→ **Task directions**
Could you copy the article on ITV's commissioning from "Tyson Fury: the" up to and including "ITVX, said Lloyd.", substituting "platform" for "streamer"?

━━━ Document extract

One reason for Lloyd’s presence at the Realscreen event is the growing need for ITV to foster more international partnerships on big brands. “Clearly we’re moving into a global content market, and The Traitors [format] in the UK has been massive and monumental for our genre,” said Lloyd. Airing on BBC One at 21.00, the reality format has “allowed the ABC1 audience to enjoy a reality gameshow,” said Lloyd. “The BBC allows you to say to intelligent people, ‘This one’s for you, you are allowed to watch reality at 21.00,’ and now ITV can follow,” she explained.

“We are looking for copro deals and we’re looking for other territories. NBC and BBC did [Traitors] brilliantly with Studio Lambert, we’re in the same market, and we’re very, very open to this kind of conversation,” Lloyd added.

Meanwhile, coming down the tracks is ITV’s next gamble in the competition reality space with The Fortune Hotel, commissioned by reality commissioning editor Peter Tierney. The 8×60’ series from prodco Tuesday’s Child involves contestants at a luxury Caribbean resort engage in a series of challenges to bag the top prize and avoid being eliminated by choosing to swap or keep suitcases that could contain £250,000 in cash or an early checkout card.

Tyson Fury: the Gypsy King aired on ITV back in 2020

ITV’s factual department’s documentary commissions includes a growing range of true crime boxsets, which has expanded the crime genre to include so-called ‘cons and swindles’ themes, and prioritises “exciting unfolding narratives” that keep viewers engaged, and work very well on its streamer ITVX, said Lloyd.

━━━━━━
━━━ Listed entries

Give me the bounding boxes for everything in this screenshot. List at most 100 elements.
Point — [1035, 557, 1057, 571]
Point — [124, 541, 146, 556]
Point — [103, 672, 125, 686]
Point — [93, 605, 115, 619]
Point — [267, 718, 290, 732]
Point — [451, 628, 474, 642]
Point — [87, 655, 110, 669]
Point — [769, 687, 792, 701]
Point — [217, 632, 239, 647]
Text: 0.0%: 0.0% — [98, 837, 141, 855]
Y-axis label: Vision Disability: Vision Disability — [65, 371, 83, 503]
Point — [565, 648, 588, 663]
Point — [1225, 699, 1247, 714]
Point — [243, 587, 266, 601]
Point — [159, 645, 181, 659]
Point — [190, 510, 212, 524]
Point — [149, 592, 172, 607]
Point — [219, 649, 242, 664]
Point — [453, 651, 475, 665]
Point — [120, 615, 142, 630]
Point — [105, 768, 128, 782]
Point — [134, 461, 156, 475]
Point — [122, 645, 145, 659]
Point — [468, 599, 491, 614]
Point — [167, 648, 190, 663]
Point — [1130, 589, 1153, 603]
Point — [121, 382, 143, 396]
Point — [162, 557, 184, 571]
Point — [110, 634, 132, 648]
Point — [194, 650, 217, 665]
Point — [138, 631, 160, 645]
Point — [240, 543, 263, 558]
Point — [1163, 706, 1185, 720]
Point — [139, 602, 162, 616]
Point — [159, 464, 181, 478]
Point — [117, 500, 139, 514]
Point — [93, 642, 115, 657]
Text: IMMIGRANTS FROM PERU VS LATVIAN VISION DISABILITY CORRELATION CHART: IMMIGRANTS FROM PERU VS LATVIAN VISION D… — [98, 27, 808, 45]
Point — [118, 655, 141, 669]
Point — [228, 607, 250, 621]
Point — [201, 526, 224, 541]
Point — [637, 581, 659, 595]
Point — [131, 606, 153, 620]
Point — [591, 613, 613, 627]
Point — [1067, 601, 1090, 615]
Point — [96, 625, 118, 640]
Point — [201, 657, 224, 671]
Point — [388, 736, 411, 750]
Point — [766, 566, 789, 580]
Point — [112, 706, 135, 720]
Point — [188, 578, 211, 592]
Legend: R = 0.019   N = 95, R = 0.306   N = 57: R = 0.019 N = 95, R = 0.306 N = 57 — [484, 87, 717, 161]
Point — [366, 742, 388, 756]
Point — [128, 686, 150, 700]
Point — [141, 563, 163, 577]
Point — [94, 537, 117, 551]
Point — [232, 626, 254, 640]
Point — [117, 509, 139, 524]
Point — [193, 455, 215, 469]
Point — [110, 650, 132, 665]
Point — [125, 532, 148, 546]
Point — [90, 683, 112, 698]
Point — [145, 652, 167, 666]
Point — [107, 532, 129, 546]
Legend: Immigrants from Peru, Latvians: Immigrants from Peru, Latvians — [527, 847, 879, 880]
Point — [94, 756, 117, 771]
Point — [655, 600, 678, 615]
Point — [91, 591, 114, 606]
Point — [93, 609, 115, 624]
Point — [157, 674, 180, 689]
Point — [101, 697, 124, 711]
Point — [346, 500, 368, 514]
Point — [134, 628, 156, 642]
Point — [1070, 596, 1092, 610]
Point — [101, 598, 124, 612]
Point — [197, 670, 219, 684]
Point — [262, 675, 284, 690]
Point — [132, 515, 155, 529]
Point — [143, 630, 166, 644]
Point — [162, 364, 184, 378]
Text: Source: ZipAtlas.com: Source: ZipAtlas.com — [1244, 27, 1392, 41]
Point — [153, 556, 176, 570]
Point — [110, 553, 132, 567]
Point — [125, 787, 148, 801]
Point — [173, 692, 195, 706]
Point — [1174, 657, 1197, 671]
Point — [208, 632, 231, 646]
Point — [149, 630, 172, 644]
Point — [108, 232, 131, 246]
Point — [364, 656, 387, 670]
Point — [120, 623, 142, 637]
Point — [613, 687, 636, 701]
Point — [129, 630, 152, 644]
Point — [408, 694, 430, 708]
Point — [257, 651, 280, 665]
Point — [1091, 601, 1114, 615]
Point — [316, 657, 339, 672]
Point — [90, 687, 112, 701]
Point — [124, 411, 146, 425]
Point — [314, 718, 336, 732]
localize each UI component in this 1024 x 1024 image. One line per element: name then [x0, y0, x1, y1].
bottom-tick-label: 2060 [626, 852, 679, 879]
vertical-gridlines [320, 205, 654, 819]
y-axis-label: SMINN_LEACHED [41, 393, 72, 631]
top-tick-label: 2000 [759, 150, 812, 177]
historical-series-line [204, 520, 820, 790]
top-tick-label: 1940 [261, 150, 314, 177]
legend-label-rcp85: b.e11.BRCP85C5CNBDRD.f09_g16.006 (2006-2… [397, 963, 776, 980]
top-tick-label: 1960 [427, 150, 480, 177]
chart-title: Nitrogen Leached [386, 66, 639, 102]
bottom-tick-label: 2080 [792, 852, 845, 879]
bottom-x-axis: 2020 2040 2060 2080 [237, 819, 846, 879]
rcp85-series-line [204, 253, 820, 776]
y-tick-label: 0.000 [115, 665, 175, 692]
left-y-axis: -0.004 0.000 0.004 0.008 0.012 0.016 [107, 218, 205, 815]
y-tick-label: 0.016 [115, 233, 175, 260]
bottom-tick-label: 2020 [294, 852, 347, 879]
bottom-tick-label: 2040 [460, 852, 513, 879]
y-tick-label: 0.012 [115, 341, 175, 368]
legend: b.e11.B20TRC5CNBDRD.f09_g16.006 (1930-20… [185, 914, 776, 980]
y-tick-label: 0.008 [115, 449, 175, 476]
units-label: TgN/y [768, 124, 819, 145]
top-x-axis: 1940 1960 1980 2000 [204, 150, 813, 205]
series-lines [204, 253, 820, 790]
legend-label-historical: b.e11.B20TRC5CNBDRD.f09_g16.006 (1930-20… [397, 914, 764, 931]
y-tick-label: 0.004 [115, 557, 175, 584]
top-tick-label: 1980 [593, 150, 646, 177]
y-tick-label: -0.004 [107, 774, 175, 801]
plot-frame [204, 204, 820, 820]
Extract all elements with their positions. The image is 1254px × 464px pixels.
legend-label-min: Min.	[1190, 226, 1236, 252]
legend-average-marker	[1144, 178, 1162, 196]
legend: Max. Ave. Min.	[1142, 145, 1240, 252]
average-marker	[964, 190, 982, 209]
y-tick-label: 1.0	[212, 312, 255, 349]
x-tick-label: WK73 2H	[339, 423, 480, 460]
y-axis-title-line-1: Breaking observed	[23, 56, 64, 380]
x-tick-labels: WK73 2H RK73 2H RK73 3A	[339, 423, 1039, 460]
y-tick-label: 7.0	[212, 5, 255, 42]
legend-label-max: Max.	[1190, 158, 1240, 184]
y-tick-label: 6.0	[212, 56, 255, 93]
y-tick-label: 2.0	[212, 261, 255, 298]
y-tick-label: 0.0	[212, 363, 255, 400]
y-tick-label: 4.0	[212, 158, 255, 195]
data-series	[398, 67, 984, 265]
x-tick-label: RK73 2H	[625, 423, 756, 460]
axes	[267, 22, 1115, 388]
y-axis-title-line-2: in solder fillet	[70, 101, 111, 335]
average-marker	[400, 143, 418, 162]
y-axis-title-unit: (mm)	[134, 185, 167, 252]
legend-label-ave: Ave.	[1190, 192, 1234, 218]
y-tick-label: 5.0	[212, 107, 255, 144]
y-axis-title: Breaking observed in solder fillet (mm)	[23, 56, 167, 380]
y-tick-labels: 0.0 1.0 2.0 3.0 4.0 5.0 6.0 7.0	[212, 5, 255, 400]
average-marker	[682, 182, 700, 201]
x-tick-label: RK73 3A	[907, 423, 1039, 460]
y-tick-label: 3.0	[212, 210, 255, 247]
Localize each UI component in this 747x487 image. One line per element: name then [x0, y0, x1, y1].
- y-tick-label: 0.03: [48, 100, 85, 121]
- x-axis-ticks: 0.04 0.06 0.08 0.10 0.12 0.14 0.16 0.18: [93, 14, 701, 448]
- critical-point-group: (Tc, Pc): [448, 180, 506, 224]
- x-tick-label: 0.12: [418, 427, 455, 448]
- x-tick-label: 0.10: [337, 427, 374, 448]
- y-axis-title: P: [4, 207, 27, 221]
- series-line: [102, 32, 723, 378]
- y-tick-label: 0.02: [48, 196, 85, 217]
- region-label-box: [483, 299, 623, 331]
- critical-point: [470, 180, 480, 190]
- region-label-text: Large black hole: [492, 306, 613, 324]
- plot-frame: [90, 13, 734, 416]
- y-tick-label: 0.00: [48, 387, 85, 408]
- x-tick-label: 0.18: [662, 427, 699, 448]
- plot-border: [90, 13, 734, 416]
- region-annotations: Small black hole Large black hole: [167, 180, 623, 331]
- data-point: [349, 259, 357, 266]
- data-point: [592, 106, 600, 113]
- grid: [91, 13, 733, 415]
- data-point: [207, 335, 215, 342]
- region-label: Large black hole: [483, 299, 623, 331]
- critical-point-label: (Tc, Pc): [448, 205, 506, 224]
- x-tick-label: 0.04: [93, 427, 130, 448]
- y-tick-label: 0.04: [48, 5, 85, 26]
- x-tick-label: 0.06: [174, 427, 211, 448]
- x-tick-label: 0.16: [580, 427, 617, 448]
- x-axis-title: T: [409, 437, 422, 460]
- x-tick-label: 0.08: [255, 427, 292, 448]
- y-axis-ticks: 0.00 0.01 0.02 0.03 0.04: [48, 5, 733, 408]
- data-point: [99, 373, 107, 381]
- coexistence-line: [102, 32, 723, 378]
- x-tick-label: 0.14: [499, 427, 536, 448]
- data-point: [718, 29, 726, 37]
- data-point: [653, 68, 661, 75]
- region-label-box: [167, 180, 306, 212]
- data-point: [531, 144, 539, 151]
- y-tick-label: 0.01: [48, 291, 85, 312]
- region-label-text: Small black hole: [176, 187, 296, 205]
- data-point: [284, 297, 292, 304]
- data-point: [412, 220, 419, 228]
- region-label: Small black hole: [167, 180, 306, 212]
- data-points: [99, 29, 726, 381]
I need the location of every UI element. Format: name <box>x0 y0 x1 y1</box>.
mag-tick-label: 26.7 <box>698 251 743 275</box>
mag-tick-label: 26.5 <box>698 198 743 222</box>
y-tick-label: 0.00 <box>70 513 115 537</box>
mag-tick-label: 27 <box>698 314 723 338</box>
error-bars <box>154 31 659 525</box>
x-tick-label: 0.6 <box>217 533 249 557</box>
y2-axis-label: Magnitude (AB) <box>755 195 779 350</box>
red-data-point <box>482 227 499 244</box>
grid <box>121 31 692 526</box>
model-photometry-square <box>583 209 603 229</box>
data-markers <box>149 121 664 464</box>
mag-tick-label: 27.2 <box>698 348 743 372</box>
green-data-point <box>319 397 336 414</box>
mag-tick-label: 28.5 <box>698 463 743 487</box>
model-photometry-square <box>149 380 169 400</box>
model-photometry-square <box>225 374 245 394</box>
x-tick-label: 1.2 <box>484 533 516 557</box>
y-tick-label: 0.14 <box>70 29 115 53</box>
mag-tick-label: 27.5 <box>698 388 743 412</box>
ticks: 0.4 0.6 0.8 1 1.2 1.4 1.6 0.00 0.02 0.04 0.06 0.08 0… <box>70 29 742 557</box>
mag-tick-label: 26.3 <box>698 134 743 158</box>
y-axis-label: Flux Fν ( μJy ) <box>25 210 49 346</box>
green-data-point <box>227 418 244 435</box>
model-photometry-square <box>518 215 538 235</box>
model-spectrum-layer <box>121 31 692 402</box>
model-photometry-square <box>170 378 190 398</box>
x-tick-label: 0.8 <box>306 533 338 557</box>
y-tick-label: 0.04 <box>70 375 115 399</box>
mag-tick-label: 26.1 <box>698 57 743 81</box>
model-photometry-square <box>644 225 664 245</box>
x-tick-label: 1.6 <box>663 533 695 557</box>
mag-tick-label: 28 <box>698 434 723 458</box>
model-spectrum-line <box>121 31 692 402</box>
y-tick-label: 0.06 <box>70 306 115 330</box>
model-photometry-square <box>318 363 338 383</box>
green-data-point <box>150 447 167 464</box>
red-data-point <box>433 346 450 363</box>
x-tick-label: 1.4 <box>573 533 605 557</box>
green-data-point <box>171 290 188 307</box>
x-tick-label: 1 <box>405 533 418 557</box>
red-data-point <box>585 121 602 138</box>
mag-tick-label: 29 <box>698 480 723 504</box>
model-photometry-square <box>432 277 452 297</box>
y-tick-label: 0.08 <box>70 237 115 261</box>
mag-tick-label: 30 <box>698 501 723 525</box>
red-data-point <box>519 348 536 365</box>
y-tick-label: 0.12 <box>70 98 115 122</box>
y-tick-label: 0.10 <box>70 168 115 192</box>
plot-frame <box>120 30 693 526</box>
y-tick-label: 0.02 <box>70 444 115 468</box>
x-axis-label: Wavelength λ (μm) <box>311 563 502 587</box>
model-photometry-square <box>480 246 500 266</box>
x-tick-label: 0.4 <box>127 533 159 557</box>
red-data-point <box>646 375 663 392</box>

━━━━━━

→ **Output**
Tyson Fury: the Gypsy King aired on ITV back in 2020

ITV’s factual department’s documentary commissions includes a growing range of true crime boxsets, which has expanded the crime genre to include so-called ‘cons and swindles’ themes, and prioritises “exciting unfolding narratives” that keep viewers engaged, and work very well on its platform ITVX, said Lloyd.